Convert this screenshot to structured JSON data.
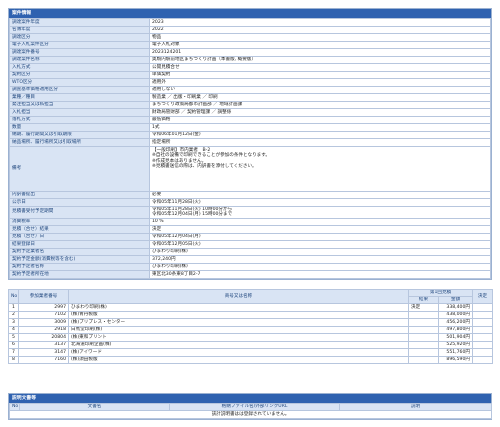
{
  "sections": {
    "case_info_title": "案件情報",
    "docs_title": "説明文書等"
  },
  "info_rows": [
    {
      "k": "調達案件年度",
      "v": "2023"
    },
    {
      "k": "名簿年度",
      "v": "2022"
    },
    {
      "k": "調達区分",
      "v": "物品"
    },
    {
      "k": "電子入札案件区分",
      "v": "電子入札対象"
    },
    {
      "k": "調達案件番号",
      "v": "2023124201"
    },
    {
      "k": "調達案件名称",
      "v": "奥駒内駅前地区まちづくり計画（本書版, 概要版）"
    },
    {
      "k": "入札方式",
      "v": "公開見積合せ"
    },
    {
      "k": "契約区分",
      "v": "単価契約"
    },
    {
      "k": "WTO区分",
      "v": "適用外"
    },
    {
      "k": "調査基準価格適用区分",
      "v": "適用しない"
    },
    {
      "k": "業種／種目",
      "v": "製造業 ／ 出版・印刷業 ／ 印刷"
    },
    {
      "k": "発注担当又は私担当",
      "v": "まちづくり政策局都市計画部 ／ 地域計画課"
    },
    {
      "k": "入札担当",
      "v": "財政局管財部 ／ 契約管理課 ／ 調整係"
    },
    {
      "k": "落札方式",
      "v": "最低価格"
    },
    {
      "k": "数量",
      "v": "1式"
    },
    {
      "k": "納期、履行期間又は引取期限",
      "v": "令和06年01月12日(金)"
    },
    {
      "k": "納品場所、履行場所又は引取場所",
      "v": "指定場所"
    }
  ],
  "remarks": {
    "k": "備考",
    "lines": [
      "【一般印刷】市内業者　B-2",
      "※自社の設備で印刷できることが参加の条件となります。",
      "※作成見本はありません。",
      "※見積書送信の際は、内訳書を添付してください。"
    ]
  },
  "info_rows2": [
    {
      "k": "内訳書提出",
      "v": "必要"
    },
    {
      "k": "公示日",
      "v": "令和05年11月28日(火)"
    }
  ],
  "period": {
    "k": "見積書受付予定期間",
    "lines": [
      "令和05年11月28日(火) 10時00分から",
      "令和05年12月04日(月) 15時00分まで"
    ]
  },
  "info_rows3": [
    {
      "k": "消費税率",
      "v": "10 %"
    },
    {
      "k": "見積（合せ）結果",
      "v": "決定"
    },
    {
      "k": "見積（合せ）日",
      "v": "令和05年12月04日(月)"
    },
    {
      "k": "結果登録日",
      "v": "令和05年12月05日(火)"
    },
    {
      "k": "契約予定業者名",
      "v": "ひまわり印刷(株)"
    },
    {
      "k": "契約予定金額(消費税等を含む)",
      "v": "372,240円"
    },
    {
      "k": "契約予定者名称",
      "v": "ひまわり印刷(株)"
    },
    {
      "k": "契約予定者所在地",
      "v": "東区北30条東8丁目2-7"
    }
  ],
  "bid_headers": {
    "no": "No",
    "reg": "参加業者番号",
    "name": "商号又は名称",
    "round": "第1回見積",
    "result": "結果",
    "amount": "金額",
    "decision": "決定"
  },
  "bidders": [
    {
      "no": "1",
      "reg": "2997",
      "name": "ひまわり印刷(株)",
      "result": "決定",
      "amount": "338,400円",
      "decision": ""
    },
    {
      "no": "2",
      "reg": "7102",
      "name": "(株)青丹製版",
      "result": "",
      "amount": "438,000円",
      "decision": ""
    },
    {
      "no": "3",
      "reg": "3009",
      "name": "(株)プリプレス・センター",
      "result": "",
      "amount": "456,200円",
      "decision": ""
    },
    {
      "no": "4",
      "reg": "2918",
      "name": "白馬堂印刷(株)",
      "result": "",
      "amount": "497,800円",
      "decision": ""
    },
    {
      "no": "5",
      "reg": "20804",
      "name": "(株)東和プリント",
      "result": "",
      "amount": "501,904円",
      "decision": ""
    },
    {
      "no": "6",
      "reg": "3137",
      "name": "北海道印刷企画(株)",
      "result": "",
      "amount": "525,920円",
      "decision": ""
    },
    {
      "no": "7",
      "reg": "3147",
      "name": "(株)アイワード",
      "result": "",
      "amount": "551,760円",
      "decision": ""
    },
    {
      "no": "8",
      "reg": "7160",
      "name": "(株)須田製版",
      "result": "",
      "amount": "896,590円",
      "decision": ""
    }
  ],
  "doc_headers": {
    "no": "No",
    "doc": "文書名",
    "file": "格納ファイル名/外部リンクURL",
    "desc": "説明"
  },
  "docs_empty": "該計説明書はは登録されていません。"
}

#### Task requirements:
Repeat the lines above exactly, and keep every picture out.

#### Result below:
Convert this screenshot to structured JSON data.
{
  "sections": {
    "case_info_title": "案件情報",
    "docs_title": "説明文書等"
  },
  "info_rows": [
    {
      "k": "調達案件年度",
      "v": "2023"
    },
    {
      "k": "名簿年度",
      "v": "2022"
    },
    {
      "k": "調達区分",
      "v": "物品"
    },
    {
      "k": "電子入札案件区分",
      "v": "電子入札対象"
    },
    {
      "k": "調達案件番号",
      "v": "2023124201"
    },
    {
      "k": "調達案件名称",
      "v": "奥駒内駅前地区まちづくり計画（本書版, 概要版）"
    },
    {
      "k": "入札方式",
      "v": "公開見積合せ"
    },
    {
      "k": "契約区分",
      "v": "単価契約"
    },
    {
      "k": "WTO区分",
      "v": "適用外"
    },
    {
      "k": "調査基準価格適用区分",
      "v": "適用しない"
    },
    {
      "k": "業種／種目",
      "v": "製造業 ／ 出版・印刷業 ／ 印刷"
    },
    {
      "k": "発注担当又は私担当",
      "v": "まちづくり政策局都市計画部 ／ 地域計画課"
    },
    {
      "k": "入札担当",
      "v": "財政局管財部 ／ 契約管理課 ／ 調整係"
    },
    {
      "k": "落札方式",
      "v": "最低価格"
    },
    {
      "k": "数量",
      "v": "1式"
    },
    {
      "k": "納期、履行期間又は引取期限",
      "v": "令和06年01月12日(金)"
    },
    {
      "k": "納品場所、履行場所又は引取場所",
      "v": "指定場所"
    }
  ],
  "remarks": {
    "k": "備考",
    "lines": [
      "【一般印刷】市内業者　B-2",
      "※自社の設備で印刷できることが参加の条件となります。",
      "※作成見本はありません。",
      "※見積書送信の際は、内訳書を添付してください。"
    ]
  },
  "info_rows2": [
    {
      "k": "内訳書提出",
      "v": "必要"
    },
    {
      "k": "公示日",
      "v": "令和05年11月28日(火)"
    }
  ],
  "period": {
    "k": "見積書受付予定期間",
    "lines": [
      "令和05年11月28日(火) 10時00分から",
      "令和05年12月04日(月) 15時00分まで"
    ]
  },
  "info_rows3": [
    {
      "k": "消費税率",
      "v": "10 %"
    },
    {
      "k": "見積（合せ）結果",
      "v": "決定"
    },
    {
      "k": "見積（合せ）日",
      "v": "令和05年12月04日(月)"
    },
    {
      "k": "結果登録日",
      "v": "令和05年12月05日(火)"
    },
    {
      "k": "契約予定業者名",
      "v": "ひまわり印刷(株)"
    },
    {
      "k": "契約予定金額(消費税等を含む)",
      "v": "372,240円"
    },
    {
      "k": "契約予定者名称",
      "v": "ひまわり印刷(株)"
    },
    {
      "k": "契約予定者所在地",
      "v": "東区北30条東8丁目2-7"
    }
  ],
  "bid_headers": {
    "no": "No",
    "reg": "参加業者番号",
    "name": "商号又は名称",
    "round": "第1回見積",
    "result": "結果",
    "amount": "金額",
    "decision": "決定"
  },
  "bidders": [
    {
      "no": "1",
      "reg": "2997",
      "name": "ひまわり印刷(株)",
      "result": "決定",
      "amount": "338,400円",
      "decision": ""
    },
    {
      "no": "2",
      "reg": "7102",
      "name": "(株)青丹製版",
      "result": "",
      "amount": "438,000円",
      "decision": ""
    },
    {
      "no": "3",
      "reg": "3009",
      "name": "(株)プリプレス・センター",
      "result": "",
      "amount": "456,200円",
      "decision": ""
    },
    {
      "no": "4",
      "reg": "2918",
      "name": "白馬堂印刷(株)",
      "result": "",
      "amount": "497,800円",
      "decision": ""
    },
    {
      "no": "5",
      "reg": "20804",
      "name": "(株)東和プリント",
      "result": "",
      "amount": "501,904円",
      "decision": ""
    },
    {
      "no": "6",
      "reg": "3137",
      "name": "北海道印刷企画(株)",
      "result": "",
      "amount": "525,920円",
      "decision": ""
    },
    {
      "no": "7",
      "reg": "3147",
      "name": "(株)アイワード",
      "result": "",
      "amount": "551,760円",
      "decision": ""
    },
    {
      "no": "8",
      "reg": "7160",
      "name": "(株)須田製版",
      "result": "",
      "amount": "896,590円",
      "decision": ""
    }
  ],
  "doc_headers": {
    "no": "No",
    "doc": "文書名",
    "file": "格納ファイル名/外部リンクURL",
    "desc": "説明"
  },
  "docs_empty": "該計説明書はは登録されていません。"
}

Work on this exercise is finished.